* _Your task_
Select, from the material below, each line with "directory" in it.

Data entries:

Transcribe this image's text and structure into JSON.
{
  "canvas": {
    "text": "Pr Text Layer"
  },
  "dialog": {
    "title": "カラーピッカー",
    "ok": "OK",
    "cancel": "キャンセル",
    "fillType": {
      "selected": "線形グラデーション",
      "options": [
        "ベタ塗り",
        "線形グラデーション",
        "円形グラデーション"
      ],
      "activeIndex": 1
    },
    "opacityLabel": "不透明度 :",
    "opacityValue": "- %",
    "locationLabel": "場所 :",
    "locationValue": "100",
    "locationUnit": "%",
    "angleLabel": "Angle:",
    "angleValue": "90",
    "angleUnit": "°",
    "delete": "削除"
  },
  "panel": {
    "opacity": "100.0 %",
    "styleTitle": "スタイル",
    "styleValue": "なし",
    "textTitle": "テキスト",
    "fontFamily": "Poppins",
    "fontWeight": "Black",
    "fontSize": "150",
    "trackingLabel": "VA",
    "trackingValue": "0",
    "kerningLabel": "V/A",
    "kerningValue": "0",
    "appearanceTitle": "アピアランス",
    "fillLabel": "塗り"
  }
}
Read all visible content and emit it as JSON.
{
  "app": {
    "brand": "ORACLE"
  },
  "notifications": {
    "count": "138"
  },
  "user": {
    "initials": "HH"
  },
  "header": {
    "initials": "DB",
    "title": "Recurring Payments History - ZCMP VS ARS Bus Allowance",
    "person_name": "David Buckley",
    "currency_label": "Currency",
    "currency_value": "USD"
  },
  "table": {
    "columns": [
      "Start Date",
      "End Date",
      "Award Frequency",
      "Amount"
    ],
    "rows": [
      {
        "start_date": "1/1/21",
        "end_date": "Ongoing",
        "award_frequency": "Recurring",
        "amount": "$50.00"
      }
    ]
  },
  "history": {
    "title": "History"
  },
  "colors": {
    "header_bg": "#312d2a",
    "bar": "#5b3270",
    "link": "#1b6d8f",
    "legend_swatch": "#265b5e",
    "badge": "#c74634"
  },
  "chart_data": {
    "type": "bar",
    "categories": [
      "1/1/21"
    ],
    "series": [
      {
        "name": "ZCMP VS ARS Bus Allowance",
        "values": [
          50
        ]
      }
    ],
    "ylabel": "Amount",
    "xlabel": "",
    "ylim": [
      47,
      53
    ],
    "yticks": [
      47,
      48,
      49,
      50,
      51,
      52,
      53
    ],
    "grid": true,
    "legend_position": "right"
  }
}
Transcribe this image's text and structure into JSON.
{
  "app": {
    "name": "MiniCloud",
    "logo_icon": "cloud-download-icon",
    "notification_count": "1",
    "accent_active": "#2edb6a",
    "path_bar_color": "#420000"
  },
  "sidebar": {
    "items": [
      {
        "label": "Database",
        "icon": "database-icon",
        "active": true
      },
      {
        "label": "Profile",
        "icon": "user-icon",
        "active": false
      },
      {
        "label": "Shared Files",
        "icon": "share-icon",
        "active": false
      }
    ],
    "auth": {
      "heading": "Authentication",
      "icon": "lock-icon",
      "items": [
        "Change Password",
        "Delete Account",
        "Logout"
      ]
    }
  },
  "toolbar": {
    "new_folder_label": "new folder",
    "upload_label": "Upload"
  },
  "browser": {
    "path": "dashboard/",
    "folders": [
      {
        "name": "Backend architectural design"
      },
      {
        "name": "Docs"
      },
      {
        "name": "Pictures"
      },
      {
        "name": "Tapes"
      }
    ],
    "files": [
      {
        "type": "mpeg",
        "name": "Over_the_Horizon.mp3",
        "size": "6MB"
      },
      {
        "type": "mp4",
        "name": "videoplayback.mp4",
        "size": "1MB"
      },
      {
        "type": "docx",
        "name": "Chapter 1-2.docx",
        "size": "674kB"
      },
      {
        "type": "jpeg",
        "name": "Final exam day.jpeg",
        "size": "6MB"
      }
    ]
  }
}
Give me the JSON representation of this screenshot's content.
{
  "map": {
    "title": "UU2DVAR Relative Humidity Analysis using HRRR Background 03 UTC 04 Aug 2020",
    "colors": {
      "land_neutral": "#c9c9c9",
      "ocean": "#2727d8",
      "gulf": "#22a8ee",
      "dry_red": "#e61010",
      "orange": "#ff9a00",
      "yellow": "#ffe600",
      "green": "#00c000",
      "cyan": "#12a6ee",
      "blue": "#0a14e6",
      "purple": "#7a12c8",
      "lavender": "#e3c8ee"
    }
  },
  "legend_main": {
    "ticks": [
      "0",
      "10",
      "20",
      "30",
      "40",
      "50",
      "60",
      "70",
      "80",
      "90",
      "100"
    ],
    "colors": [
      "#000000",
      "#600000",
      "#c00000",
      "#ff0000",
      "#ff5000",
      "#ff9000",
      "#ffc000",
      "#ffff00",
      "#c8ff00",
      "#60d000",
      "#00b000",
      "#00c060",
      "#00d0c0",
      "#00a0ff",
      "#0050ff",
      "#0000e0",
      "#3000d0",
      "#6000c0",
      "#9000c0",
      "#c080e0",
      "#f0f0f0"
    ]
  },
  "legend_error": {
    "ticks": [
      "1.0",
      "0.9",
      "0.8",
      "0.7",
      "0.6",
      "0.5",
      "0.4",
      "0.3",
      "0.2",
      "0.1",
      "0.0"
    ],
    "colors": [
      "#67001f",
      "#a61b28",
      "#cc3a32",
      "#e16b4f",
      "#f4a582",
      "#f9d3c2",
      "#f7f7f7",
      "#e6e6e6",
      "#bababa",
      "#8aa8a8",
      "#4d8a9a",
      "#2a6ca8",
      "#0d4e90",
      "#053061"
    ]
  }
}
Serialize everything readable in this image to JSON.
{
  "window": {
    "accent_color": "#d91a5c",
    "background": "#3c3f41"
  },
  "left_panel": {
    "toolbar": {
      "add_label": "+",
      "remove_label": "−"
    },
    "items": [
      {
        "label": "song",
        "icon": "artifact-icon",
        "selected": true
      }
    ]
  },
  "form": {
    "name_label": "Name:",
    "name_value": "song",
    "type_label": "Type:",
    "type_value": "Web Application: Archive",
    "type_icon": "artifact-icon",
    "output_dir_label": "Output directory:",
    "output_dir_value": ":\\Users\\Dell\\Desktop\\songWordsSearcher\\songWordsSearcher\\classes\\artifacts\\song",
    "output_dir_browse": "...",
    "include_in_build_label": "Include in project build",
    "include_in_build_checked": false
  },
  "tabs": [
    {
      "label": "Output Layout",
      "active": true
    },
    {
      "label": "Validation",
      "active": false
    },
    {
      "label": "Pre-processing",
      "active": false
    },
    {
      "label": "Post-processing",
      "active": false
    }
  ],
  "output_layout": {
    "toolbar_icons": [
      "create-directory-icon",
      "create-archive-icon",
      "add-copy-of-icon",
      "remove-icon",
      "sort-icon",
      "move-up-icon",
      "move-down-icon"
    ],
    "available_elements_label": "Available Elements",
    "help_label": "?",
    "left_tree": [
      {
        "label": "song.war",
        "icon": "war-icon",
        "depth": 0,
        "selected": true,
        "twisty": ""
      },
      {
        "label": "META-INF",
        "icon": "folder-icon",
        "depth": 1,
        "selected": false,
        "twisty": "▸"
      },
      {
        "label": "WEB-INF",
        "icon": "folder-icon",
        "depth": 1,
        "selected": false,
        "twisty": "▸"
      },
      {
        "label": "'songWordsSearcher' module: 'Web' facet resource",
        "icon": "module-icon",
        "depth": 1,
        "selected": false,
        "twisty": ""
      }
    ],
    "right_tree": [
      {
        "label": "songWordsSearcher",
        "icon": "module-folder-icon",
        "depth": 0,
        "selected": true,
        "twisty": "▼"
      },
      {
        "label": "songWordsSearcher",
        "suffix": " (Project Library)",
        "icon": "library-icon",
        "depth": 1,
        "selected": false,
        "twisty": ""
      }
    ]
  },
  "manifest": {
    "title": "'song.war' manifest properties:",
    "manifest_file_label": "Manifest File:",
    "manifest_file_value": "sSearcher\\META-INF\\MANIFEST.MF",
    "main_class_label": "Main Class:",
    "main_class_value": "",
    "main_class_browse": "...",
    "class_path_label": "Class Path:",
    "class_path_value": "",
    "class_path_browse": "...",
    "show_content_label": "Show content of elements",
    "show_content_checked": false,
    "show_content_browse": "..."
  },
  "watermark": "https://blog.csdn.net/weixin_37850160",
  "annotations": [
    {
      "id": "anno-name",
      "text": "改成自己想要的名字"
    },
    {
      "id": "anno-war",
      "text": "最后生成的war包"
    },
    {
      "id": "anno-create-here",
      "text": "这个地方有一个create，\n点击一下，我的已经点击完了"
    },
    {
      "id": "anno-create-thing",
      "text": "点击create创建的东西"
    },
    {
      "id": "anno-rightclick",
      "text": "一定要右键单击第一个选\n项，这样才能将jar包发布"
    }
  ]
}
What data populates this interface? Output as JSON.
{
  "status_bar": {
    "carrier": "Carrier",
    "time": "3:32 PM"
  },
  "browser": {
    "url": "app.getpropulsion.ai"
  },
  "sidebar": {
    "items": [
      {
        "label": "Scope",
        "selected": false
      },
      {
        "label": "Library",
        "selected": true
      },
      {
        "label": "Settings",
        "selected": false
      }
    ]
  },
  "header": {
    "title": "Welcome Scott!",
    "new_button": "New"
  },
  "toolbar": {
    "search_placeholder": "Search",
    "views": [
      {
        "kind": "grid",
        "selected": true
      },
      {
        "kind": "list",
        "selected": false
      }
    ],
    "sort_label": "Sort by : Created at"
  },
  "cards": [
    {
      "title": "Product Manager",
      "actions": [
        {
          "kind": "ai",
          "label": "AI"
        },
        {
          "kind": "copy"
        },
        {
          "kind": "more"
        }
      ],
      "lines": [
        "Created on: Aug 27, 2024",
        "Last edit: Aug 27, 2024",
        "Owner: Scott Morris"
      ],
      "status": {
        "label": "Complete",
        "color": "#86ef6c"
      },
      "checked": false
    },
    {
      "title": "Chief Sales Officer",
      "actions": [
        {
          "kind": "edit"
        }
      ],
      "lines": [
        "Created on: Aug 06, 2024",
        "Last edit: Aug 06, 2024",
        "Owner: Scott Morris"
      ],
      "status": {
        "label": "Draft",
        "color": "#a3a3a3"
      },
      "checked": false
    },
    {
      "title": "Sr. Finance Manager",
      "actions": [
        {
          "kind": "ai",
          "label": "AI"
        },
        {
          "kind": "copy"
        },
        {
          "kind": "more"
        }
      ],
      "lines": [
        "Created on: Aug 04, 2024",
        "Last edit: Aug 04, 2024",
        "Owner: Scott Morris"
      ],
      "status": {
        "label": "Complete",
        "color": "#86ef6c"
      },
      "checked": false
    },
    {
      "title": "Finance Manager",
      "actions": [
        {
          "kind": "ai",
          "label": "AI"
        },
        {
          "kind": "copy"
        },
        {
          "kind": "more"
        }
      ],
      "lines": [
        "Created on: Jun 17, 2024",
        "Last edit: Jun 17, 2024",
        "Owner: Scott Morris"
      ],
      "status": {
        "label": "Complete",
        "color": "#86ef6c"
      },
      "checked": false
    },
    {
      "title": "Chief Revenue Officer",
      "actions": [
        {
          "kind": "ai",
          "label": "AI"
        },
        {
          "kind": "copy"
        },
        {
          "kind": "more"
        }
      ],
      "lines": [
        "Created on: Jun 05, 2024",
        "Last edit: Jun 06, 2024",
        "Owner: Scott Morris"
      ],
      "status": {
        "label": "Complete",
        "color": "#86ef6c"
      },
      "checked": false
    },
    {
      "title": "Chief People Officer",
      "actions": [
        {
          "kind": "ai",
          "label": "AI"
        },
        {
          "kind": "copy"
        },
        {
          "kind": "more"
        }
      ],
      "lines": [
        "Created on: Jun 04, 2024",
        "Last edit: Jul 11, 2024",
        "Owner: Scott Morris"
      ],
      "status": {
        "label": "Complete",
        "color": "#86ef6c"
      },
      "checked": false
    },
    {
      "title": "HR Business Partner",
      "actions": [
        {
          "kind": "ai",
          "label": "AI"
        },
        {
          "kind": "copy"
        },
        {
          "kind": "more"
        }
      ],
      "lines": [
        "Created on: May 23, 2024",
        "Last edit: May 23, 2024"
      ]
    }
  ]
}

* _Answer to the problem_
    "output_dir_label": "Output directory:",
      "create-directory-icon",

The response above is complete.